Figure record listings
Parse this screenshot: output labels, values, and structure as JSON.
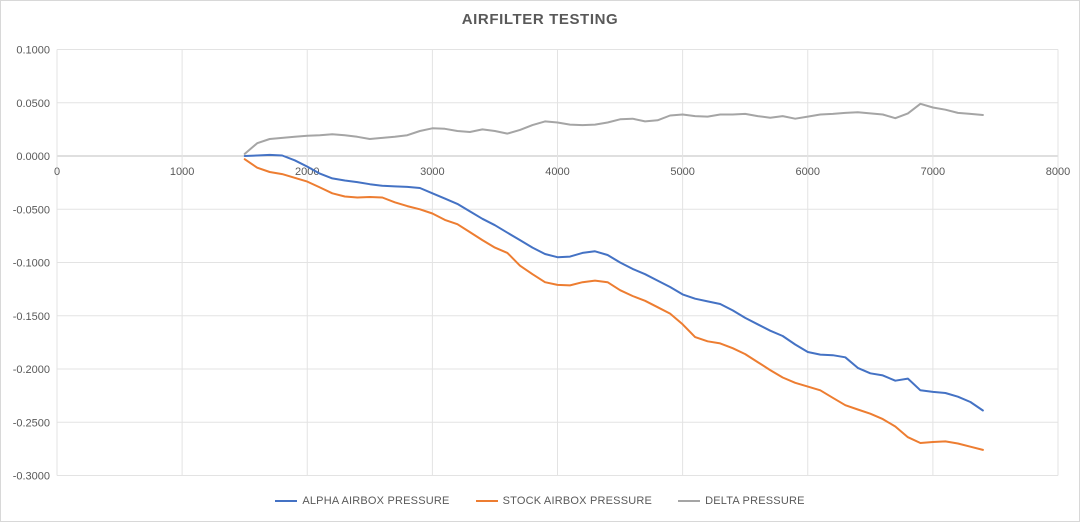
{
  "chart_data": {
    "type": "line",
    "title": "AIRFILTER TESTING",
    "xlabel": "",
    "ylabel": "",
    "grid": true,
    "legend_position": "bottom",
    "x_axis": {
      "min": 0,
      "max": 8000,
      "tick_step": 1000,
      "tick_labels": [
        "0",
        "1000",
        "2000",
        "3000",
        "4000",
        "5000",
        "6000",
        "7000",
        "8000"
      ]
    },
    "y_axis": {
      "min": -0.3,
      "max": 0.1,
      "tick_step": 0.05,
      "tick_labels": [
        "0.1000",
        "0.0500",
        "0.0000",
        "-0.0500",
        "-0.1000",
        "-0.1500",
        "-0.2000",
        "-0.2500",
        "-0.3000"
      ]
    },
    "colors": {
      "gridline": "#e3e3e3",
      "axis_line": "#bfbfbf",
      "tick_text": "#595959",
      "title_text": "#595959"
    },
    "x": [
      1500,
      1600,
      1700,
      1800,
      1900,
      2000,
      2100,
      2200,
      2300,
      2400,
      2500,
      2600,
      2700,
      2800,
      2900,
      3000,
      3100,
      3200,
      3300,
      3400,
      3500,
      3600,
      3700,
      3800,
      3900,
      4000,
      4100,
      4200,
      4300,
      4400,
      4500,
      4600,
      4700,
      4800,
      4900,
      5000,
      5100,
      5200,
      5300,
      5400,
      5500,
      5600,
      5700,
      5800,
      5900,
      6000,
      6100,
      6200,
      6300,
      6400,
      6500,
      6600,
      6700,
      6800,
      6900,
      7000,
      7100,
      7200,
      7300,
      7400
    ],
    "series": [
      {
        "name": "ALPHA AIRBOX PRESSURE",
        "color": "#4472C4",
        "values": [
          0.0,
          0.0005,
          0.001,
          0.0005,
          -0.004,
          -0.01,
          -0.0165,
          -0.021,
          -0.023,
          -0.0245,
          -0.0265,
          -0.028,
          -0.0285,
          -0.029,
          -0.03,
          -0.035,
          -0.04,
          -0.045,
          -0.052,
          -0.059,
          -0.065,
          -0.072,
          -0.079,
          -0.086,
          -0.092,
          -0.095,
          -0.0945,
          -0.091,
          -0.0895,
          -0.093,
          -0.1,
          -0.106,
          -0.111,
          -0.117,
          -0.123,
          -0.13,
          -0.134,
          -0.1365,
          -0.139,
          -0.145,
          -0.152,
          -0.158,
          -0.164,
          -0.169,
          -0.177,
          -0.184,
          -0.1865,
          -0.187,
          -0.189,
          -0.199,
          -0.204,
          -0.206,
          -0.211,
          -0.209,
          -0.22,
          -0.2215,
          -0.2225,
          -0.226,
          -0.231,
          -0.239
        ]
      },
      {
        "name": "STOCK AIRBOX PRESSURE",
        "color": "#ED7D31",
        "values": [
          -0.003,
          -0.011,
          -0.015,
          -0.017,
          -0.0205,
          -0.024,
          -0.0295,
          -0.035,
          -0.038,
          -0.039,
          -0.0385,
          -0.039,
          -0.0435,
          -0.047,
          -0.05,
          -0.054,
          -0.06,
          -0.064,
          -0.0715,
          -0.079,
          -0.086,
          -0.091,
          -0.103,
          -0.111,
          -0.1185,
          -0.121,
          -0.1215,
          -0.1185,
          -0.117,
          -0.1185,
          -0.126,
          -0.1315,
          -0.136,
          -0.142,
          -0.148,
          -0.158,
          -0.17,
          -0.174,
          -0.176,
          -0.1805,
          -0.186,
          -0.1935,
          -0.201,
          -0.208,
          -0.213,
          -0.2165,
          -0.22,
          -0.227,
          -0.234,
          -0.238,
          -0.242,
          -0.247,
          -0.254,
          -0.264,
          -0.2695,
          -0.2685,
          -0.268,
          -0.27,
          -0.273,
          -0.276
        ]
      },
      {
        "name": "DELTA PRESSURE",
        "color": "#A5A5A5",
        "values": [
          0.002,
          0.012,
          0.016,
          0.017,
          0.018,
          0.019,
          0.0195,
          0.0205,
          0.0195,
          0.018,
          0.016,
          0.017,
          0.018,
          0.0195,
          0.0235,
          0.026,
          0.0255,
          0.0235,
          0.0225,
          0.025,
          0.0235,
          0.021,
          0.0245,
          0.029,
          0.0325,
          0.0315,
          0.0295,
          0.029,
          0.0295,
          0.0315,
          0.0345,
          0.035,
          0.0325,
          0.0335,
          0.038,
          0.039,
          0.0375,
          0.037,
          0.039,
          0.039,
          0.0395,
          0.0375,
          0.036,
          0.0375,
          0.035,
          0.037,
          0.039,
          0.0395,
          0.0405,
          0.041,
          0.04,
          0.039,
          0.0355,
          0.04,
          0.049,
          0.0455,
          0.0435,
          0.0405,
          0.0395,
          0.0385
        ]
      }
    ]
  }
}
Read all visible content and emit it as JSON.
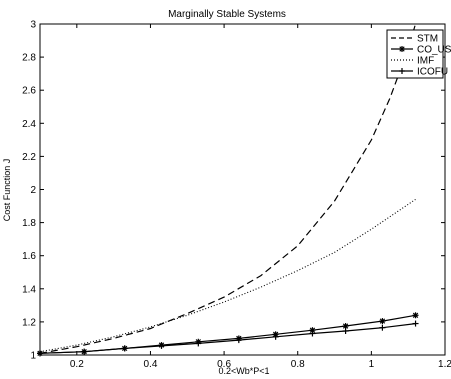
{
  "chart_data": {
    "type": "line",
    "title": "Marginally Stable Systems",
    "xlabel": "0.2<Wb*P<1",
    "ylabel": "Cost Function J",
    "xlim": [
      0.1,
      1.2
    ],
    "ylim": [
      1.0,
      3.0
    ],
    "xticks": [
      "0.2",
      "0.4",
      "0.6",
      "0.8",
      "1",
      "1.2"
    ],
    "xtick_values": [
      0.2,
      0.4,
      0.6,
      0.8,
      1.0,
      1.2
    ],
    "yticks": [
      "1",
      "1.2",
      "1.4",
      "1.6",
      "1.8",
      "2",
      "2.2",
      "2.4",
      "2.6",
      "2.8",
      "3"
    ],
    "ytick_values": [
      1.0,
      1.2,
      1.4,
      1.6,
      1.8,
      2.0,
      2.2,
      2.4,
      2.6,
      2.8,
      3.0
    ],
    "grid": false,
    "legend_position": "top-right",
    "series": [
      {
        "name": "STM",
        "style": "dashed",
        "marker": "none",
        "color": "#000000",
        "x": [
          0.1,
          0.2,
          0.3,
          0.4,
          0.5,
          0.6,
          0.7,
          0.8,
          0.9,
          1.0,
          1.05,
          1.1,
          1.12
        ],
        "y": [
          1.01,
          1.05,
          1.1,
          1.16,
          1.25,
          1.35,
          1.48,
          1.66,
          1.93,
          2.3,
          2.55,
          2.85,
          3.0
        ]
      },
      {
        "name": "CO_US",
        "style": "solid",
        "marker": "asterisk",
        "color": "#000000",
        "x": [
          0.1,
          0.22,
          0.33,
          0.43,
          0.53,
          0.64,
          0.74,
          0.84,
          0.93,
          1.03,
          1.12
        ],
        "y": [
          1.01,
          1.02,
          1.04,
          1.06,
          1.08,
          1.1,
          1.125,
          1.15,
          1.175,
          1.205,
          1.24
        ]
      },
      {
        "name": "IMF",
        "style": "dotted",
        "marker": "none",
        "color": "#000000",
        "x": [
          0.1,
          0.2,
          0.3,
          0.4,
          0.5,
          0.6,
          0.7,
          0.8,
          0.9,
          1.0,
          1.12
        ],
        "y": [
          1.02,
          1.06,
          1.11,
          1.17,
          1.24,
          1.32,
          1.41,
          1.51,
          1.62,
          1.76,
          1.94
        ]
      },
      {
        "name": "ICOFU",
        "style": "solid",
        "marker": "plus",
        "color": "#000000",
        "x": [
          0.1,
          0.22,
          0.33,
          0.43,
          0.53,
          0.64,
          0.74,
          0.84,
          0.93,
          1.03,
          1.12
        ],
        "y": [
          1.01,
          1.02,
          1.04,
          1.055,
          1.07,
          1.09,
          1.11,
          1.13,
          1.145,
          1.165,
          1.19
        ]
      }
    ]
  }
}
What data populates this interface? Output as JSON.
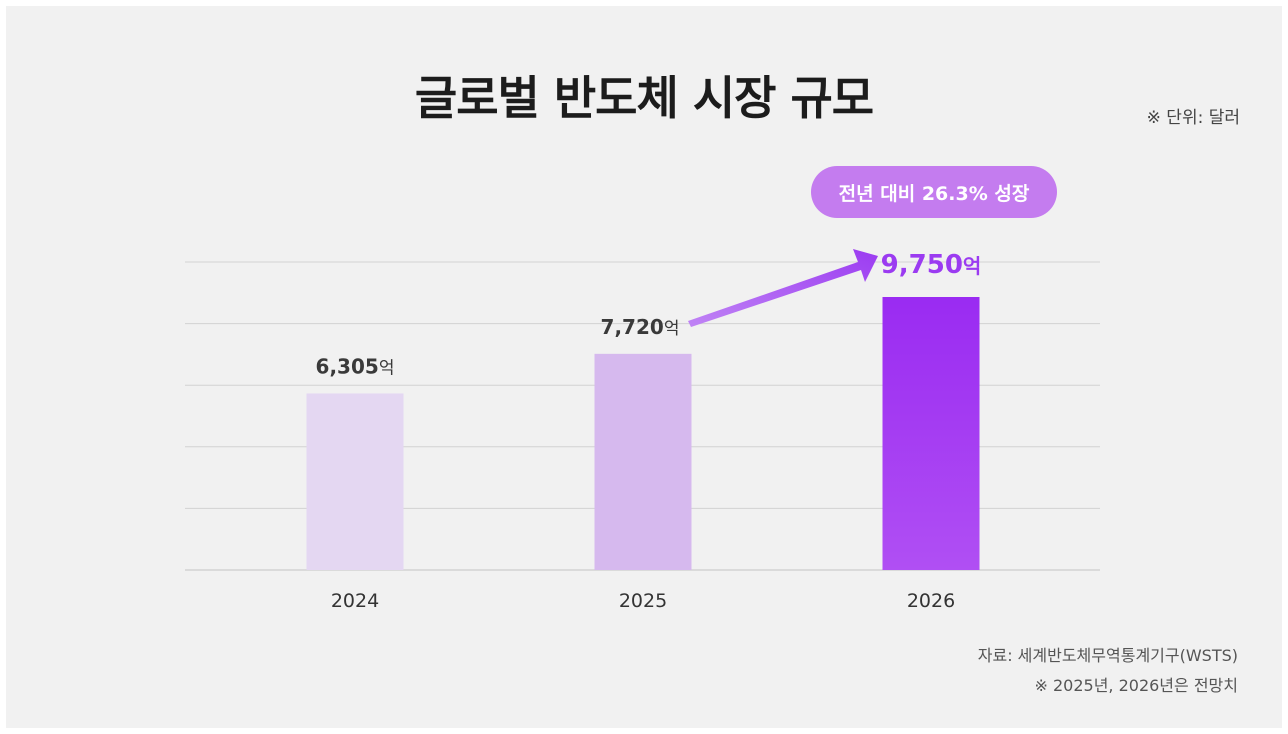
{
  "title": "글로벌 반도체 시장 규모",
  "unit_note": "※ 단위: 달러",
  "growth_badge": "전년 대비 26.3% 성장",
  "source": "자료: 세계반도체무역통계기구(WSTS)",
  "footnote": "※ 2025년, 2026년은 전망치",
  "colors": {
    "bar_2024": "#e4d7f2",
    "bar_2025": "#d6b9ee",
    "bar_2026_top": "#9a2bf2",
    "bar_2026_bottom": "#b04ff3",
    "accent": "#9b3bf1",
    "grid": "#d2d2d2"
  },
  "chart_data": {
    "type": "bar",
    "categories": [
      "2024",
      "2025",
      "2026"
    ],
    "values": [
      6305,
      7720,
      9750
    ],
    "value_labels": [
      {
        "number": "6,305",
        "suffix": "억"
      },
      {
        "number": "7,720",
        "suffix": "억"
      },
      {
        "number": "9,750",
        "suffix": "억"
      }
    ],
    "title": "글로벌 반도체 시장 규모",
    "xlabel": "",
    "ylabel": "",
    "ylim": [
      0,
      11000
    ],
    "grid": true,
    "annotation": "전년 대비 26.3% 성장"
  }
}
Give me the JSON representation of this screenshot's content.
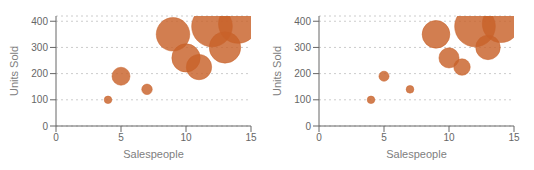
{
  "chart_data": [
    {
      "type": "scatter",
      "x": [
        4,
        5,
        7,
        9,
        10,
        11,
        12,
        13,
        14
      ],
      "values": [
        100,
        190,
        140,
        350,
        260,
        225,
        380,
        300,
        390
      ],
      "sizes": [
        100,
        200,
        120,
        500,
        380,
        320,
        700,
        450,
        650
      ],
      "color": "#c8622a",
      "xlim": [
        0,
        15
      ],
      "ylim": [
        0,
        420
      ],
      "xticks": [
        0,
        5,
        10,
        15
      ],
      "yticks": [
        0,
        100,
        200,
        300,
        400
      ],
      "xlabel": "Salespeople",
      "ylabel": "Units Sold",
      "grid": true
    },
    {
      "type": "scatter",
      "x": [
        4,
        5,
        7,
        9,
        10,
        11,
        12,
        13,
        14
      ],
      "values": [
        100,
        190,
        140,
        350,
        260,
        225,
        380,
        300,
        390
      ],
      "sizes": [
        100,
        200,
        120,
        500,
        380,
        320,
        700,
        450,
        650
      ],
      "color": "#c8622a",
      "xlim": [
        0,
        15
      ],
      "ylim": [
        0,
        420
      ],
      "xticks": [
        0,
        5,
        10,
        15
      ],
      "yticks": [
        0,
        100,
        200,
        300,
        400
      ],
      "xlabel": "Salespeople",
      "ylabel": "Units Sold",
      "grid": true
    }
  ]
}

▶ [Aim]: Count the lines in the entries that hold the word "name", and give nothing but the total.

▶ [In response]: 7